#### DIRECTIVE
Gather every line that includes the word "color", please.

(Stored items)
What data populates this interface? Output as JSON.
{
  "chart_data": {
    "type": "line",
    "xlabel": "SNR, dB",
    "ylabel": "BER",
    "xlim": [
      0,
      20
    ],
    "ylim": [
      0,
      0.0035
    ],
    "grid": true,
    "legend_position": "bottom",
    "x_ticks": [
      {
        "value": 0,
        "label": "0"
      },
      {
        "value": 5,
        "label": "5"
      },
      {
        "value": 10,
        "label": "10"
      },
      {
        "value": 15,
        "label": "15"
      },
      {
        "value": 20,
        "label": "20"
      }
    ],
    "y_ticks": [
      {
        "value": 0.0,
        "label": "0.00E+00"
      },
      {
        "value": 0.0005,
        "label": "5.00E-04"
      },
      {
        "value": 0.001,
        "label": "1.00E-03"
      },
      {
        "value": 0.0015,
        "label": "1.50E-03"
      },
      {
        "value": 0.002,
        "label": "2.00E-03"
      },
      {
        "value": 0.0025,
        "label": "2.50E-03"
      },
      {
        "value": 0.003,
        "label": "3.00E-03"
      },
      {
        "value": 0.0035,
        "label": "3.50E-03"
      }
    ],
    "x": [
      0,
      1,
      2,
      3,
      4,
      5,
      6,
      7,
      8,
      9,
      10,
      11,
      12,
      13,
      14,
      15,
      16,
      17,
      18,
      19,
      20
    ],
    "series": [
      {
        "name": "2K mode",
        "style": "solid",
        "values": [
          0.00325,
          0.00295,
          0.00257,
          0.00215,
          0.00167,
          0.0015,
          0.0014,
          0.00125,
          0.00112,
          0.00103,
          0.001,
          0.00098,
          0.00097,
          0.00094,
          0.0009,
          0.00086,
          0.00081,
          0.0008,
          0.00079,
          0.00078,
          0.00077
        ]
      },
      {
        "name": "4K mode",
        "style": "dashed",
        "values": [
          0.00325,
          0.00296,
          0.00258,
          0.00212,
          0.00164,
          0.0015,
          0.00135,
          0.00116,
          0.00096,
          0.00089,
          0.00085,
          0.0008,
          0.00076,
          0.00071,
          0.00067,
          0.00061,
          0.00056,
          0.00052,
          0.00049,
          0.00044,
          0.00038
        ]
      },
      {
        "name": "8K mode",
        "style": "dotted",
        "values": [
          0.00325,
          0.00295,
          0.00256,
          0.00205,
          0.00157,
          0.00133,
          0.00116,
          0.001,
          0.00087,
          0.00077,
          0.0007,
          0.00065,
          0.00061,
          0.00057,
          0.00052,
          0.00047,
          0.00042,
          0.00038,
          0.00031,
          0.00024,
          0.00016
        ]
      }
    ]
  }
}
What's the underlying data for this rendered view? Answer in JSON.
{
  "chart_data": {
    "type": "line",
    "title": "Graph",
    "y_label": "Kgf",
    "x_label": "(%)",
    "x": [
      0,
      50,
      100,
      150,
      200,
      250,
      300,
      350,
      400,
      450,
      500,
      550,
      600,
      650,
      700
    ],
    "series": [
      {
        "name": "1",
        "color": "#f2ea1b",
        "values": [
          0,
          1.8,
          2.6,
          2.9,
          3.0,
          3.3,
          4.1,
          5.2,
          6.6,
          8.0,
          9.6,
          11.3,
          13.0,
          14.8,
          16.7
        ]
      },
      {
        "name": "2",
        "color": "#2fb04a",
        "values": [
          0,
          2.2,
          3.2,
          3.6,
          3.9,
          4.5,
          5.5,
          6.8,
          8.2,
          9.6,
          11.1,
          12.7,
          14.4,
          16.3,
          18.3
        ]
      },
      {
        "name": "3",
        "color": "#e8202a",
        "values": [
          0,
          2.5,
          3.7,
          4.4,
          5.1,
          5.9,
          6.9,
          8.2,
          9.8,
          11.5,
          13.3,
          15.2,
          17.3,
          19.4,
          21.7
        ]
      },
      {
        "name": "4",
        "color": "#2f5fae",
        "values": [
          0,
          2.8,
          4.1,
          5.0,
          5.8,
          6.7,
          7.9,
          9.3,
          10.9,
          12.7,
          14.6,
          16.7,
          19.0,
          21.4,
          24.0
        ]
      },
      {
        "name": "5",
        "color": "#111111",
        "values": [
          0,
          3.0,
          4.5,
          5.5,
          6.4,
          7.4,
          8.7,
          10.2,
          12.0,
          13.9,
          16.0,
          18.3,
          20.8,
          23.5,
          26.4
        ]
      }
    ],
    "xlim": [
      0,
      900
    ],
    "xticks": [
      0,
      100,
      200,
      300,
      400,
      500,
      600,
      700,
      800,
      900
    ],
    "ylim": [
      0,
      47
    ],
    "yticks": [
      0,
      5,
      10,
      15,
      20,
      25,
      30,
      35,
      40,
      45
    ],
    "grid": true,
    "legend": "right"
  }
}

#### COMPLETE ANSWER
        "color": "#f2ea1b",
        "color": "#2fb04a",
        "color": "#e8202a",
        "color": "#2f5fae",
        "color": "#111111",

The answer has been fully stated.